(Figure data in JSON)
_ _ _ _
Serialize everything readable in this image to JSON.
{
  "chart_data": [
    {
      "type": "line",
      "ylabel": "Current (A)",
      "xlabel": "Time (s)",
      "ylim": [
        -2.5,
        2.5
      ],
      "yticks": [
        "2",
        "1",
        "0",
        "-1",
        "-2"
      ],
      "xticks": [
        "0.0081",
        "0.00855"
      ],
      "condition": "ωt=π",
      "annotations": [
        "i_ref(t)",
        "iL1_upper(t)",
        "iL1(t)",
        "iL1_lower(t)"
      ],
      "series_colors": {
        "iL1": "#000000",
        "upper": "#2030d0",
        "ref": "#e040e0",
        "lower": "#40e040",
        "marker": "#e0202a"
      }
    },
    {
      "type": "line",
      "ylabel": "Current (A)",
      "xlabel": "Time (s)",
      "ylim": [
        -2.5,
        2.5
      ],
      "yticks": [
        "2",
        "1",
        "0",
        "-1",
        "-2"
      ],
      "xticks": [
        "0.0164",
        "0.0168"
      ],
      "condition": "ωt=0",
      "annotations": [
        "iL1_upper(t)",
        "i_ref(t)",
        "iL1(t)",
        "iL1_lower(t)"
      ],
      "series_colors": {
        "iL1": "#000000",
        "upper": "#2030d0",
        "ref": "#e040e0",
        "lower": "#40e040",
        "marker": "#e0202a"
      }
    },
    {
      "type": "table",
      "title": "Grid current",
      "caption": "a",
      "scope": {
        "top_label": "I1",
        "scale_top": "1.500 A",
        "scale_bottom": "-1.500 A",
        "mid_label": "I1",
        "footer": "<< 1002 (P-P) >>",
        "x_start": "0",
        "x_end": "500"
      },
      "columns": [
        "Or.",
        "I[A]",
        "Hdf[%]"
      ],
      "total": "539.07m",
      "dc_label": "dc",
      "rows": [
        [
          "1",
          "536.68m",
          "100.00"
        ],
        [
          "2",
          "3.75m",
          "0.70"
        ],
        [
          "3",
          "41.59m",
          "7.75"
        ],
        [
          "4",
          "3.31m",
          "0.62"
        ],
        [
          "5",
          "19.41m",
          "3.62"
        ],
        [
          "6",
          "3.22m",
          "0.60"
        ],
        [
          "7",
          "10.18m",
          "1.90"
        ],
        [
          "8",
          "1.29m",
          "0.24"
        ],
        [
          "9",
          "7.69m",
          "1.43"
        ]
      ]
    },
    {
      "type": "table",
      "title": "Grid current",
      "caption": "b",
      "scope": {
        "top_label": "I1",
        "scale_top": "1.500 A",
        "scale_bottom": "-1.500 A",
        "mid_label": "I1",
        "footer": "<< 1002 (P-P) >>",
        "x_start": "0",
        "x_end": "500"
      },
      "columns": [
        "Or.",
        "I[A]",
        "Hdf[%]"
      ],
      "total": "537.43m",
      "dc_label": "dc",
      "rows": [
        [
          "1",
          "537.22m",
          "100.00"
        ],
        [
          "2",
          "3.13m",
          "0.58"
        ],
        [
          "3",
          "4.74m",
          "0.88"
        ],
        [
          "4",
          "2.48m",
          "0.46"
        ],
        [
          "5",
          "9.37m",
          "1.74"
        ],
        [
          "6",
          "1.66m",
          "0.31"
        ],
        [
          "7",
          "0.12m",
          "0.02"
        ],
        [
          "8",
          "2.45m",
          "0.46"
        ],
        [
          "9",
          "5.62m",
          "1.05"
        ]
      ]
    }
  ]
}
_ _ _ _
Each record should come back exactly as written.

**Response to this task**
Serialize everything readable in this image to JSON.
{
  "chart_data": [
    {
      "type": "line",
      "ylabel": "Current (A)",
      "xlabel": "Time (s)",
      "ylim": [
        -2.5,
        2.5
      ],
      "yticks": [
        "2",
        "1",
        "0",
        "-1",
        "-2"
      ],
      "xticks": [
        "0.0081",
        "0.00855"
      ],
      "condition": "ωt=π",
      "annotations": [
        "i_ref(t)",
        "iL1_upper(t)",
        "iL1(t)",
        "iL1_lower(t)"
      ],
      "series_colors": {
        "iL1": "#000000",
        "upper": "#2030d0",
        "ref": "#e040e0",
        "lower": "#40e040",
        "marker": "#e0202a"
      }
    },
    {
      "type": "line",
      "ylabel": "Current (A)",
      "xlabel": "Time (s)",
      "ylim": [
        -2.5,
        2.5
      ],
      "yticks": [
        "2",
        "1",
        "0",
        "-1",
        "-2"
      ],
      "xticks": [
        "0.0164",
        "0.0168"
      ],
      "condition": "ωt=0",
      "annotations": [
        "iL1_upper(t)",
        "i_ref(t)",
        "iL1(t)",
        "iL1_lower(t)"
      ],
      "series_colors": {
        "iL1": "#000000",
        "upper": "#2030d0",
        "ref": "#e040e0",
        "lower": "#40e040",
        "marker": "#e0202a"
      }
    },
    {
      "type": "table",
      "title": "Grid current",
      "caption": "a",
      "scope": {
        "top_label": "I1",
        "scale_top": "1.500 A",
        "scale_bottom": "-1.500 A",
        "mid_label": "I1",
        "footer": "<< 1002 (P-P) >>",
        "x_start": "0",
        "x_end": "500"
      },
      "columns": [
        "Or.",
        "I[A]",
        "Hdf[%]"
      ],
      "total": "539.07m",
      "dc_label": "dc",
      "rows": [
        [
          "1",
          "536.68m",
          "100.00"
        ],
        [
          "2",
          "3.75m",
          "0.70"
        ],
        [
          "3",
          "41.59m",
          "7.75"
        ],
        [
          "4",
          "3.31m",
          "0.62"
        ],
        [
          "5",
          "19.41m",
          "3.62"
        ],
        [
          "6",
          "3.22m",
          "0.60"
        ],
        [
          "7",
          "10.18m",
          "1.90"
        ],
        [
          "8",
          "1.29m",
          "0.24"
        ],
        [
          "9",
          "7.69m",
          "1.43"
        ]
      ]
    },
    {
      "type": "table",
      "title": "Grid current",
      "caption": "b",
      "scope": {
        "top_label": "I1",
        "scale_top": "1.500 A",
        "scale_bottom": "-1.500 A",
        "mid_label": "I1",
        "footer": "<< 1002 (P-P) >>",
        "x_start": "0",
        "x_end": "500"
      },
      "columns": [
        "Or.",
        "I[A]",
        "Hdf[%]"
      ],
      "total": "537.43m",
      "dc_label": "dc",
      "rows": [
        [
          "1",
          "537.22m",
          "100.00"
        ],
        [
          "2",
          "3.13m",
          "0.58"
        ],
        [
          "3",
          "4.74m",
          "0.88"
        ],
        [
          "4",
          "2.48m",
          "0.46"
        ],
        [
          "5",
          "9.37m",
          "1.74"
        ],
        [
          "6",
          "1.66m",
          "0.31"
        ],
        [
          "7",
          "0.12m",
          "0.02"
        ],
        [
          "8",
          "2.45m",
          "0.46"
        ],
        [
          "9",
          "5.62m",
          "1.05"
        ]
      ]
    }
  ]
}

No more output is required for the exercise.